● **Problem statement**: Gather all lines in the entries that include the word "Shift".

● **Record set**:
####################
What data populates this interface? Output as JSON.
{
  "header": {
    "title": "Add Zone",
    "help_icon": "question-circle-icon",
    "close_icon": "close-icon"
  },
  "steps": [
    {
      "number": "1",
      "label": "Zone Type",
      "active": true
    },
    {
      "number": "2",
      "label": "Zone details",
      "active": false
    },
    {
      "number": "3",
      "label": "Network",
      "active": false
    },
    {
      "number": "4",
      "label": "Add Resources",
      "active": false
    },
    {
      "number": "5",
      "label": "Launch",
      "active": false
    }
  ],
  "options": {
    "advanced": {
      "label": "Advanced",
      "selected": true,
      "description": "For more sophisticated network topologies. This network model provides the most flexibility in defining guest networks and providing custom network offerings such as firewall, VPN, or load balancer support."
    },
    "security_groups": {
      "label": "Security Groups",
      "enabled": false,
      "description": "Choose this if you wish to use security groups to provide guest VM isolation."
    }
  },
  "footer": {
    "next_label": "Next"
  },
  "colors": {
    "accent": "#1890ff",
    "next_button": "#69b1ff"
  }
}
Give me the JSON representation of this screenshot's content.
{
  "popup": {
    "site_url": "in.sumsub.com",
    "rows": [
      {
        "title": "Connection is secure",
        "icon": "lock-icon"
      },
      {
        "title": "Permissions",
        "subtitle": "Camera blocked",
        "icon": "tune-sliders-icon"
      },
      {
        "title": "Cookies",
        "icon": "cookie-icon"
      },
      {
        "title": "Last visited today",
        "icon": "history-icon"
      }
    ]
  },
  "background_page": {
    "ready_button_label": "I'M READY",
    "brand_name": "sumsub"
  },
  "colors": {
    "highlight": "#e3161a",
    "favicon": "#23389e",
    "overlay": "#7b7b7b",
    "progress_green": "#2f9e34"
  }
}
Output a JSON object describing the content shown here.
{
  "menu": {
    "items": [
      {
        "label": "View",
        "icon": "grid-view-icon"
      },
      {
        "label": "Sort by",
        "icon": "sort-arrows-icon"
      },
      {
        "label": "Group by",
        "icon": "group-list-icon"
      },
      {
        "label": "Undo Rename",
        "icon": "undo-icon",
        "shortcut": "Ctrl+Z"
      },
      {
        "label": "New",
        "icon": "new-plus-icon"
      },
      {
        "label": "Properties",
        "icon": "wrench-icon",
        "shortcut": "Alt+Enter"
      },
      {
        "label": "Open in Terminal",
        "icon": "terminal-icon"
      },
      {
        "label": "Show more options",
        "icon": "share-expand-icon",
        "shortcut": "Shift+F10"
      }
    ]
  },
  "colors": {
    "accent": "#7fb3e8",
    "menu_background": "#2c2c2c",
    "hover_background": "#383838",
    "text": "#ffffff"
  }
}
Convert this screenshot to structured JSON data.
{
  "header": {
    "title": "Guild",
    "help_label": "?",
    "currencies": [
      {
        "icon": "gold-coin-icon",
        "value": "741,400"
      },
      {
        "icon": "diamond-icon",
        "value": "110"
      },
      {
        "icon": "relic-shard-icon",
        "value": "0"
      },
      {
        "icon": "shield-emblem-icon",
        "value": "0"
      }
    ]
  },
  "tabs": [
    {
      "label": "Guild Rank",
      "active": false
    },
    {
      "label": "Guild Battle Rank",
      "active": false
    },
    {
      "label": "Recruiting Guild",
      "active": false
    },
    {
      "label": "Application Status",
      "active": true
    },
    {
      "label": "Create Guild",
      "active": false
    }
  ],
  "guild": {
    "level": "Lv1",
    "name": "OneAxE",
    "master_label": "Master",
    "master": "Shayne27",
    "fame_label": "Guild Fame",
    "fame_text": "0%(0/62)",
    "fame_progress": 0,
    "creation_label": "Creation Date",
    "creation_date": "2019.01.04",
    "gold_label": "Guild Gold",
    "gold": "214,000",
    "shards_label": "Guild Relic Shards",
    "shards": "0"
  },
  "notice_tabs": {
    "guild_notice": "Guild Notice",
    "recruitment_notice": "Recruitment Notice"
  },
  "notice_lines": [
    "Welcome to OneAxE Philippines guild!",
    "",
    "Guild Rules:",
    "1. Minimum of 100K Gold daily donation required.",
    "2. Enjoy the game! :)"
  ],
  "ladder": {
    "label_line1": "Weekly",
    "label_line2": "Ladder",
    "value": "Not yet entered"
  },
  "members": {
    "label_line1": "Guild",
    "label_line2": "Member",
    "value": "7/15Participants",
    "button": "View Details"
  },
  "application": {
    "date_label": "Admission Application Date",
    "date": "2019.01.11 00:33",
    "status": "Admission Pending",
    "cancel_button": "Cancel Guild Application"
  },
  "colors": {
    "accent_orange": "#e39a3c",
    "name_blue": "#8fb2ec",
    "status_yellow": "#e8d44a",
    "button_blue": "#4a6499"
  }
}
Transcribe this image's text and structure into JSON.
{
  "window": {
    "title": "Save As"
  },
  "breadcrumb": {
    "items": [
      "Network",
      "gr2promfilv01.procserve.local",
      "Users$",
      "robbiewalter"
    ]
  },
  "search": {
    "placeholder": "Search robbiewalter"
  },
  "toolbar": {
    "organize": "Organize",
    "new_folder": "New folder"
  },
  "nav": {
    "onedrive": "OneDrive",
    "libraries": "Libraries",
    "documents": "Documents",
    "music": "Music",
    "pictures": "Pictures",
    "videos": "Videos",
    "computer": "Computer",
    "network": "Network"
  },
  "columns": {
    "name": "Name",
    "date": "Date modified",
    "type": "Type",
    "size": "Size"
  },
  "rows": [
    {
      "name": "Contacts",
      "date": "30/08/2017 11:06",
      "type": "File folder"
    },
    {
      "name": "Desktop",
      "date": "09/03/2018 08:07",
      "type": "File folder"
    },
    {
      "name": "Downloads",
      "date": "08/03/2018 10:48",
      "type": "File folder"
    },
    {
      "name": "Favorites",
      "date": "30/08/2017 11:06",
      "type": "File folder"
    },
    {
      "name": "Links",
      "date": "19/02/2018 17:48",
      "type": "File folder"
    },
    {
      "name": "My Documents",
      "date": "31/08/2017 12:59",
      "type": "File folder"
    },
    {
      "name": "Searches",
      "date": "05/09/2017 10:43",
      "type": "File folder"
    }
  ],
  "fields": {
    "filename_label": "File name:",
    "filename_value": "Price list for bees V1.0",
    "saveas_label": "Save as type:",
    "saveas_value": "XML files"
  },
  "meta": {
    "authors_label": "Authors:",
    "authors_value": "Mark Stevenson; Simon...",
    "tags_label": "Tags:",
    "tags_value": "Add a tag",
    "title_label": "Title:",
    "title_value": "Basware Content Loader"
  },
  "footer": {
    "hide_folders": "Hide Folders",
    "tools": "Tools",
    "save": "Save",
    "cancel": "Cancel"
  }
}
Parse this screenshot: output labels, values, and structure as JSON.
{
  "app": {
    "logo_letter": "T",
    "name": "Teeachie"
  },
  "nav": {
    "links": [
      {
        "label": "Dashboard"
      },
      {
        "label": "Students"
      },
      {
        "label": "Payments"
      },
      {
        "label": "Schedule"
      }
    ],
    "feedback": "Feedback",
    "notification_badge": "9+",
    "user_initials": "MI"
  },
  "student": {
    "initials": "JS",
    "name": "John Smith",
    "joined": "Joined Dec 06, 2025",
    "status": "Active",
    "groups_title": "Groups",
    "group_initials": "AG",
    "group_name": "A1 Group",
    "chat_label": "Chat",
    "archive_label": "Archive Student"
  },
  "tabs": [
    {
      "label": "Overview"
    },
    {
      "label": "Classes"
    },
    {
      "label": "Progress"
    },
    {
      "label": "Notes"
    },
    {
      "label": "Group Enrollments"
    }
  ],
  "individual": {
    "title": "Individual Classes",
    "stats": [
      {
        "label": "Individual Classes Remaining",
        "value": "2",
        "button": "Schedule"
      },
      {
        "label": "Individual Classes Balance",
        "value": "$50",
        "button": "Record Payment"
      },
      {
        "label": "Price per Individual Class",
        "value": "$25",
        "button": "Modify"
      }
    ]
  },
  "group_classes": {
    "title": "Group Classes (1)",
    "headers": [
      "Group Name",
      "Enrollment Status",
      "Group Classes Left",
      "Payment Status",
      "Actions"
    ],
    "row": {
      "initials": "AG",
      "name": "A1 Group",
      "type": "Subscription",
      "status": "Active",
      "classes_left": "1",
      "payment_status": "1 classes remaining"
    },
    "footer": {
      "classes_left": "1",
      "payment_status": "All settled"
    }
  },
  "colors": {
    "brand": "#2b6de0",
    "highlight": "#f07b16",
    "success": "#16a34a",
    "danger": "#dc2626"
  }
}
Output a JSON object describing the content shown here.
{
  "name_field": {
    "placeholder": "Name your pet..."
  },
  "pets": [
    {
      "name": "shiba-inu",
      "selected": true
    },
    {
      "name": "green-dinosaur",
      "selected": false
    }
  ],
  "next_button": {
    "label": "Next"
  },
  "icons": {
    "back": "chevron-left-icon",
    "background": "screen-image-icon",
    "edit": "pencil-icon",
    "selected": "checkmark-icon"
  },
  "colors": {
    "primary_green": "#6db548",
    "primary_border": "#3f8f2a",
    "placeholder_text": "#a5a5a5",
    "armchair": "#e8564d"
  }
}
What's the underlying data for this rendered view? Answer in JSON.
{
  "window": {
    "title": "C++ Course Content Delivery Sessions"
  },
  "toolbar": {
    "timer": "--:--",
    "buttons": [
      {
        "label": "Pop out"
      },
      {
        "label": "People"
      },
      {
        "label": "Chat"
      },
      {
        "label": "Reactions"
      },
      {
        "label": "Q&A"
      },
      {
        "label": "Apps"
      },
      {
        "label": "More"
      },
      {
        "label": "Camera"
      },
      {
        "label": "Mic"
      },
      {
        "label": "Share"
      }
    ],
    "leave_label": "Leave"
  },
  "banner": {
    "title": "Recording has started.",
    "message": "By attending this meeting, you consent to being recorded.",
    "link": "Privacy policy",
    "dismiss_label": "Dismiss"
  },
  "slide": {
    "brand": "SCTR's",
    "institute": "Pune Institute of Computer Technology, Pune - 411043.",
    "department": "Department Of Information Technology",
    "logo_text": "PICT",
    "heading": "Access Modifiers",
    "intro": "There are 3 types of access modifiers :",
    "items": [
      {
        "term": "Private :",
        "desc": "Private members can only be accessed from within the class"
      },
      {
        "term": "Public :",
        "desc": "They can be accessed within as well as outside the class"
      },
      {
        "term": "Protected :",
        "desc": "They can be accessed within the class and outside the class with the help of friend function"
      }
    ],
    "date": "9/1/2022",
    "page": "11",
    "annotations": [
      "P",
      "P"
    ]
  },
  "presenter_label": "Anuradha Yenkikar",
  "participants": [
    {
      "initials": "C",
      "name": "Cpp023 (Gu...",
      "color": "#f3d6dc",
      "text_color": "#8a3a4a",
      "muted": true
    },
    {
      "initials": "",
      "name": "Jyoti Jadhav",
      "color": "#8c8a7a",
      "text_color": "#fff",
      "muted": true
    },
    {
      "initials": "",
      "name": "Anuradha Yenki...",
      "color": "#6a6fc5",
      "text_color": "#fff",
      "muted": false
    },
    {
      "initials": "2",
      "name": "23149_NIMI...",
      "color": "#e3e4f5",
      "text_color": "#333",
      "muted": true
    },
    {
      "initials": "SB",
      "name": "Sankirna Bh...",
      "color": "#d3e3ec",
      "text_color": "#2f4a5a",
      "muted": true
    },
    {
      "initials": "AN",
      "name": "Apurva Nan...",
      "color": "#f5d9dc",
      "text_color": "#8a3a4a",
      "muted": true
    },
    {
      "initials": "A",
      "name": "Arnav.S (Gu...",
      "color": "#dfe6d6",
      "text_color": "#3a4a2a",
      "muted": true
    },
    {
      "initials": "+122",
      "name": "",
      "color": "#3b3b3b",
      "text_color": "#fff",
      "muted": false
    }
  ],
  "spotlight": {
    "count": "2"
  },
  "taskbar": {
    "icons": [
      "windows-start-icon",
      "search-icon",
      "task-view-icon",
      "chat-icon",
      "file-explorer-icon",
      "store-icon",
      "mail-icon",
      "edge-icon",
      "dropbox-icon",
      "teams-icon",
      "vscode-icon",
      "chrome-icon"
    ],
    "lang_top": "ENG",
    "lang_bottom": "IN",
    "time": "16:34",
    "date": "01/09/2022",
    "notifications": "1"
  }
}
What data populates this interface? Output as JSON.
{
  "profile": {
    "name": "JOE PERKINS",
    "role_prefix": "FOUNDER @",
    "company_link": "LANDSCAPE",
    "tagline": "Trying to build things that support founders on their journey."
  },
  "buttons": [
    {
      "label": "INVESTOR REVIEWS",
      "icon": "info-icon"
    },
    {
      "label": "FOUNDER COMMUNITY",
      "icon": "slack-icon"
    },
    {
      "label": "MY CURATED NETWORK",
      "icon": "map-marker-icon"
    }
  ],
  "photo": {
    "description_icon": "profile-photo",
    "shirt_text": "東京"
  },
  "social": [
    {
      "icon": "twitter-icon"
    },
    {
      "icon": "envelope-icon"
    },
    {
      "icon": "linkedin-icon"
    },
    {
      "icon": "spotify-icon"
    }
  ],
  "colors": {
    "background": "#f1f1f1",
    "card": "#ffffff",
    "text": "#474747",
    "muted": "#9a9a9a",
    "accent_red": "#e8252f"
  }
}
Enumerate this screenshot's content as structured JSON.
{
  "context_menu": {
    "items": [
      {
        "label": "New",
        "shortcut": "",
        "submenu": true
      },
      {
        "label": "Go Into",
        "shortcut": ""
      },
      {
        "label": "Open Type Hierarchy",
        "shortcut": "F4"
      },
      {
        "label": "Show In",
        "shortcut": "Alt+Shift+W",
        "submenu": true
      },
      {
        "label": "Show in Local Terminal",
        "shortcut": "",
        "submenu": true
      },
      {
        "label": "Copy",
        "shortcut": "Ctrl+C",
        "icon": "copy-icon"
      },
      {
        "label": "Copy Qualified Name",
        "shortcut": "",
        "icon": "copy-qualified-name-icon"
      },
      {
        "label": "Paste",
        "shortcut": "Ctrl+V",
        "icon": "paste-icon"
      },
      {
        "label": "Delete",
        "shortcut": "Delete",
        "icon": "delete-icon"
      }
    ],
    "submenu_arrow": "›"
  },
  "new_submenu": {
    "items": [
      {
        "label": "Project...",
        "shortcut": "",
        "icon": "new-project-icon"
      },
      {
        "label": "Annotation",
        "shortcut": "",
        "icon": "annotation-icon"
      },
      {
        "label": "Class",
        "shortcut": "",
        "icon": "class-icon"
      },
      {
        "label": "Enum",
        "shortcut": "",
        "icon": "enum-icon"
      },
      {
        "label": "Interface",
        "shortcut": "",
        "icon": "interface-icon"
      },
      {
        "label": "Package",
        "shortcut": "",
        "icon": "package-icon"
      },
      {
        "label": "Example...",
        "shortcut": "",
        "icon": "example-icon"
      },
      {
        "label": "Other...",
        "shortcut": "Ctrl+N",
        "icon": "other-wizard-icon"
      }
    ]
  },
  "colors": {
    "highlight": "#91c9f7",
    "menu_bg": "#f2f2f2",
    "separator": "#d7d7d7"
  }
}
####################
● **Response to the task**:
        "shortcut": "Shift+F10"
        "shortcut": "Alt+Shift+W",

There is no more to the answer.